TO BE DONE.
From the entries that follow, pick out all lines holding "Anomalia".
═════ ENTRIES
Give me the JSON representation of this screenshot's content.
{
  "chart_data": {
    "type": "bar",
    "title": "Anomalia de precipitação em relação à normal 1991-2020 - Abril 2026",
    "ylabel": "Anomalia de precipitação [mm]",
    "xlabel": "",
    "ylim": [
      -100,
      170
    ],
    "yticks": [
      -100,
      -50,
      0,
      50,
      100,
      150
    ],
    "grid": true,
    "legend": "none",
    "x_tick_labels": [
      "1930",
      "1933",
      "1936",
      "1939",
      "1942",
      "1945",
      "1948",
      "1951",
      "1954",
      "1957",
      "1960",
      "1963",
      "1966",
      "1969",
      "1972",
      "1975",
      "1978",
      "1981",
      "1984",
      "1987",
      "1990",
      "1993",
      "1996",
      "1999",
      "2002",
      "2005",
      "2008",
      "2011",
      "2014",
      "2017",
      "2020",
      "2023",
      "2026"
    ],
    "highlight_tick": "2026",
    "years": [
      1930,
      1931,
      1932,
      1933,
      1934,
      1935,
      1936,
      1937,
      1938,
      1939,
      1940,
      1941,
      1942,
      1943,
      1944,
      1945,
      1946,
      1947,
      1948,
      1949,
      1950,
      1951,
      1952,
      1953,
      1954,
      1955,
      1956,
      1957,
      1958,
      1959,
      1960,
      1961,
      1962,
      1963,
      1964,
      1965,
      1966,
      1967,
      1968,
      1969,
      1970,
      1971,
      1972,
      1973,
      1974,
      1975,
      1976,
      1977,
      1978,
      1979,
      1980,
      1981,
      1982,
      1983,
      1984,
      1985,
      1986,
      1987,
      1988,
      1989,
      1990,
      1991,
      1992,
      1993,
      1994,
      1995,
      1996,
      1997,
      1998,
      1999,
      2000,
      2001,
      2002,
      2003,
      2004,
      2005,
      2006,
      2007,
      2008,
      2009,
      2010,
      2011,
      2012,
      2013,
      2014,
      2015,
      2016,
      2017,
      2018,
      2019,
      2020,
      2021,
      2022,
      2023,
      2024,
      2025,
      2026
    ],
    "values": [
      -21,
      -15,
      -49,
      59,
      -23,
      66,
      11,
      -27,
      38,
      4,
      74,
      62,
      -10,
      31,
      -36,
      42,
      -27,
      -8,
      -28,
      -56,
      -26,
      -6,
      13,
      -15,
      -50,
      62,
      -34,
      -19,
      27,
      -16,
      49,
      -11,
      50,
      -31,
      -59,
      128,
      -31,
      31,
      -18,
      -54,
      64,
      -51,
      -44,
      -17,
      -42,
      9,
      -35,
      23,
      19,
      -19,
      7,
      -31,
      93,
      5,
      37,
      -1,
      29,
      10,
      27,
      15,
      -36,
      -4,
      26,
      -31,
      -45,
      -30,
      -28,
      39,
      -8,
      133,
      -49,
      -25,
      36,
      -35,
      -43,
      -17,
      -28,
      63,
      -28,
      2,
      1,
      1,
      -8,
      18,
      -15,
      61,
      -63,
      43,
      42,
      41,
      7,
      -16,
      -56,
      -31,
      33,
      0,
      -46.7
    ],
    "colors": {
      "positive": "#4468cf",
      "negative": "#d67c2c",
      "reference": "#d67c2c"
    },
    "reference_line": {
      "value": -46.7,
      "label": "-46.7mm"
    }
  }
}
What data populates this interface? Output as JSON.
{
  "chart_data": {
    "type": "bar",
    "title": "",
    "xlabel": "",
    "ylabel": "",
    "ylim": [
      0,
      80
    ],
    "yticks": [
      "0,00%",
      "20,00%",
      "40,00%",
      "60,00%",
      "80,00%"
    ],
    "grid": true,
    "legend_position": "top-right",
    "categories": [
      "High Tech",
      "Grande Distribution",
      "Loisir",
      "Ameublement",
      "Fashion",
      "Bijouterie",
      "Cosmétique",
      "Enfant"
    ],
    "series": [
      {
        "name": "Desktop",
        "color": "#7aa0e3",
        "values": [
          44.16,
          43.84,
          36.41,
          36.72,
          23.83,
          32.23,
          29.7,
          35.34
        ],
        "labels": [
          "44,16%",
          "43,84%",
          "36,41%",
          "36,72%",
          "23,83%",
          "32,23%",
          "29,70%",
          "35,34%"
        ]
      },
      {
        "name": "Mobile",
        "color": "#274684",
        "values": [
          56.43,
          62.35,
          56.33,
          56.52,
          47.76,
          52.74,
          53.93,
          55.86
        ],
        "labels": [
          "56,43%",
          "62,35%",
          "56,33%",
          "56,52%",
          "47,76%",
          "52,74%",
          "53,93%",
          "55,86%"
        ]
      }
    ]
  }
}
══════════
THE ANSWER.
    "title": "Anomalia de precipitação em relação à normal 1991-2020 - Abril 2026",
    "ylabel": "Anomalia de precipitação [mm]",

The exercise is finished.